**Information given:**
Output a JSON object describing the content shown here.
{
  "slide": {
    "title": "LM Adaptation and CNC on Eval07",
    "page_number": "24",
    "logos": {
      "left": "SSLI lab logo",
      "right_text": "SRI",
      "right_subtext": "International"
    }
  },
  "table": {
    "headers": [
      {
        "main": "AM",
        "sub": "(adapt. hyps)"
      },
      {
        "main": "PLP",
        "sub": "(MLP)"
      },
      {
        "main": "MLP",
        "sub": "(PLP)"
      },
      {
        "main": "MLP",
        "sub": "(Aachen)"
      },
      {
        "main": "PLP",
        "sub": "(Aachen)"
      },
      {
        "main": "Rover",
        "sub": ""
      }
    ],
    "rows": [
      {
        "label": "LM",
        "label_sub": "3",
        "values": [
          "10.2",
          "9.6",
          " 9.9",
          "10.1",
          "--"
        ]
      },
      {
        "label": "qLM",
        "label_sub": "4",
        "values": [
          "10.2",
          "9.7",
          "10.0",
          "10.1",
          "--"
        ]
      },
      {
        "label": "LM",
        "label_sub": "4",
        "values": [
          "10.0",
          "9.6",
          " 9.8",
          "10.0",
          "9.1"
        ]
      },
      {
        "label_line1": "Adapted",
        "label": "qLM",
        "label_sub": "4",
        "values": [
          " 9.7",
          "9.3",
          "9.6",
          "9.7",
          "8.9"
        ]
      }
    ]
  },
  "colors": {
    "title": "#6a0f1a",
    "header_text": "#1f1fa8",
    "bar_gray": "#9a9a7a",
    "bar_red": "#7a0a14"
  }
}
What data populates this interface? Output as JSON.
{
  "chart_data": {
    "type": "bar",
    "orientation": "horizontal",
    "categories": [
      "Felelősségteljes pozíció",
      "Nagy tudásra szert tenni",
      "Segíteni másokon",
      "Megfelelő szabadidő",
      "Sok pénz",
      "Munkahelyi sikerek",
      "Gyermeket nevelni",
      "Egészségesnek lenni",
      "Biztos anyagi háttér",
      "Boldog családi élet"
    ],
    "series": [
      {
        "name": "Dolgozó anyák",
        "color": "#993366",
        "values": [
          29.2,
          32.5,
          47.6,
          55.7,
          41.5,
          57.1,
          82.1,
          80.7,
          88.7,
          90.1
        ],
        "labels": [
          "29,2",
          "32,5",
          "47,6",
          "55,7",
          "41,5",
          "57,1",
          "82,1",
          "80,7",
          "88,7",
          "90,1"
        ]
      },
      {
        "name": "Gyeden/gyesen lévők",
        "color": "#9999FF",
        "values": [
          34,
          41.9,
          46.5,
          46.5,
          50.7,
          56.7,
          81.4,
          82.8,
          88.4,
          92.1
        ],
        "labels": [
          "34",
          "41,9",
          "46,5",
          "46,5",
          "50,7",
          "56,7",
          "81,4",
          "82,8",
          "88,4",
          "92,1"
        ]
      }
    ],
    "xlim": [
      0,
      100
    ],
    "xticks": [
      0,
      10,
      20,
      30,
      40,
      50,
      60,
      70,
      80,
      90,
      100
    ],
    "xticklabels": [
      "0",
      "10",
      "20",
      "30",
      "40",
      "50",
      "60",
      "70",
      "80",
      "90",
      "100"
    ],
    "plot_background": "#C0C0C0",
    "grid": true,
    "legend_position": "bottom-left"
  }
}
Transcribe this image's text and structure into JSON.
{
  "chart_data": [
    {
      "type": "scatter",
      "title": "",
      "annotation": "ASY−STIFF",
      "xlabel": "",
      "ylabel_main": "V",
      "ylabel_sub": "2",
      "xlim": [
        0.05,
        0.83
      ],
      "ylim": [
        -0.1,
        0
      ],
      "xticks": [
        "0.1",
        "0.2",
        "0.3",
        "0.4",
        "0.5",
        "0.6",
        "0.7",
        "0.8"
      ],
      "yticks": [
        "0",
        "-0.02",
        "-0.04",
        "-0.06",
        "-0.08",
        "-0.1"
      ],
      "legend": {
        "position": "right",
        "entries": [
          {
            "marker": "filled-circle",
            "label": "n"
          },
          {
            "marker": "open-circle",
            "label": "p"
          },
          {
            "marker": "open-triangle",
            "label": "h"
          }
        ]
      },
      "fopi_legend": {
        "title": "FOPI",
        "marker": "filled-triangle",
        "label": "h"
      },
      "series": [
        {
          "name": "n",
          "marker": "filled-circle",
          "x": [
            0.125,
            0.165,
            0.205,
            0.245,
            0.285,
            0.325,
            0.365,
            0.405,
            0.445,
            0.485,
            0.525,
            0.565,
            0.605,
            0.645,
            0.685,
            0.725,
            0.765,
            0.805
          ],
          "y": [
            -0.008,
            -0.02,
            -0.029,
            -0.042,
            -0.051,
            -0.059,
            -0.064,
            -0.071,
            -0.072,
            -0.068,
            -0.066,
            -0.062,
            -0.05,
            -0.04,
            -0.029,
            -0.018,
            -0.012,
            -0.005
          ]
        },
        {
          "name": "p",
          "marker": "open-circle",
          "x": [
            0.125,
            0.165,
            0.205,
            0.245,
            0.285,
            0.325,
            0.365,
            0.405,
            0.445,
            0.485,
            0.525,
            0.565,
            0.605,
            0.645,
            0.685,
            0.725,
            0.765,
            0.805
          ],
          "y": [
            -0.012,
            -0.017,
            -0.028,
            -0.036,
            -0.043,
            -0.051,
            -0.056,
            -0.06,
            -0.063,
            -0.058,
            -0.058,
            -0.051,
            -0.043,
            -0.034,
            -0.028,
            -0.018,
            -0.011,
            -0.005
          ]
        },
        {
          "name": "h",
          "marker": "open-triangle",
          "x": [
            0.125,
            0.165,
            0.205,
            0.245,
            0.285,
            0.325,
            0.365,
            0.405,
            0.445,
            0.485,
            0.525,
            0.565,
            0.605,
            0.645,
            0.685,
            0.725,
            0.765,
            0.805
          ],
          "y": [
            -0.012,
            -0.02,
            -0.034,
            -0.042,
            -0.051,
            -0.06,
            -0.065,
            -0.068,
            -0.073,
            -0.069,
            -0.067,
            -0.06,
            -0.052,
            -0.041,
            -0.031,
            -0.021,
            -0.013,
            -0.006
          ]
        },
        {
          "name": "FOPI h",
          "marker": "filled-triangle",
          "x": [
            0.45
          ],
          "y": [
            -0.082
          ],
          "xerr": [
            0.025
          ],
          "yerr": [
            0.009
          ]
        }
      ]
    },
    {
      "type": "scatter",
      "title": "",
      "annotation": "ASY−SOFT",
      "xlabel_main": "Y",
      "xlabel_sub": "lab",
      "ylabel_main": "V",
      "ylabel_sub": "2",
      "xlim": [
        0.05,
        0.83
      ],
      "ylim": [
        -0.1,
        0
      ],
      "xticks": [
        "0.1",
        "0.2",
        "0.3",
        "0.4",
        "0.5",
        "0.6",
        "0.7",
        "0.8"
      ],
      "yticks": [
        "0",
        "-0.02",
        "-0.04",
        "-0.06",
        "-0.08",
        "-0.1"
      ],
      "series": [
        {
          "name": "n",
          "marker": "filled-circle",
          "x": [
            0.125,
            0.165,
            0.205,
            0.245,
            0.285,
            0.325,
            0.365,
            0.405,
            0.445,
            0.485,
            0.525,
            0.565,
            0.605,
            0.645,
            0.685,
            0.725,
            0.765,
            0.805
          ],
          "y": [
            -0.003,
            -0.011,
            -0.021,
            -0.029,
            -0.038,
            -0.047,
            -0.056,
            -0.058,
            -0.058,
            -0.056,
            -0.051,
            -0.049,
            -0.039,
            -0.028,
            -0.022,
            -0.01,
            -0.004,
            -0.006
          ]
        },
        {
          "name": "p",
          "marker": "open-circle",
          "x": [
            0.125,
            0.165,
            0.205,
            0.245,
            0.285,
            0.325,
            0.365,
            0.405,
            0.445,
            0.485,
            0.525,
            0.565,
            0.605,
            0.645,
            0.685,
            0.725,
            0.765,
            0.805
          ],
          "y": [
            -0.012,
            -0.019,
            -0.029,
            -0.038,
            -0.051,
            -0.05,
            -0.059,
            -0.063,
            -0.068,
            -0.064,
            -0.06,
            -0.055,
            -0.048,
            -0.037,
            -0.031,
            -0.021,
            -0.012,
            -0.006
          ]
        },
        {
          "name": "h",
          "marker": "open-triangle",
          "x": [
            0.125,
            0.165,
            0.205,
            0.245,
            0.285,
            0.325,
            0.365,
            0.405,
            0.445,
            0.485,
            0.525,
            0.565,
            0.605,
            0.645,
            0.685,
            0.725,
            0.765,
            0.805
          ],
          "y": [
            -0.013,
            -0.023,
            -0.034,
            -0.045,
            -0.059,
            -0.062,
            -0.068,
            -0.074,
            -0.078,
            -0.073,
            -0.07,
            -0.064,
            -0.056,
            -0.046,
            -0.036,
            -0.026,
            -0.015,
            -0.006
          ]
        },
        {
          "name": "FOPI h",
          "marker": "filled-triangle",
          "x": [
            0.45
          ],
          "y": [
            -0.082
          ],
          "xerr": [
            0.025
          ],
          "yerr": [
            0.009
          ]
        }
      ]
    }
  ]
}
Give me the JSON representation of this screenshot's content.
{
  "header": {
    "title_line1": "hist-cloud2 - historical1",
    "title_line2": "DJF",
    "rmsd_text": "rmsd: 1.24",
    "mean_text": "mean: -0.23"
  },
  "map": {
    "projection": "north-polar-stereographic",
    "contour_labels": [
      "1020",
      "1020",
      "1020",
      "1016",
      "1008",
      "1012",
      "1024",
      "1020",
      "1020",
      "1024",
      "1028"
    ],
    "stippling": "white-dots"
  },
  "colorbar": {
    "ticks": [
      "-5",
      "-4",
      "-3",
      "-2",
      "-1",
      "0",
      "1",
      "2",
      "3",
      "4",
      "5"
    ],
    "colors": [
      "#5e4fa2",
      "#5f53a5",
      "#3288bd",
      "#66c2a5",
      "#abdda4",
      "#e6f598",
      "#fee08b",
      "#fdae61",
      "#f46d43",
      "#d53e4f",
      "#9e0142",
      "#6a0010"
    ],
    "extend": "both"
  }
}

**Given exercise:**
Copy each line from the data above that includes "Output".

**Response:**
Output a JSON object describing the content shown here.
What data populates this interface? Output as JSON.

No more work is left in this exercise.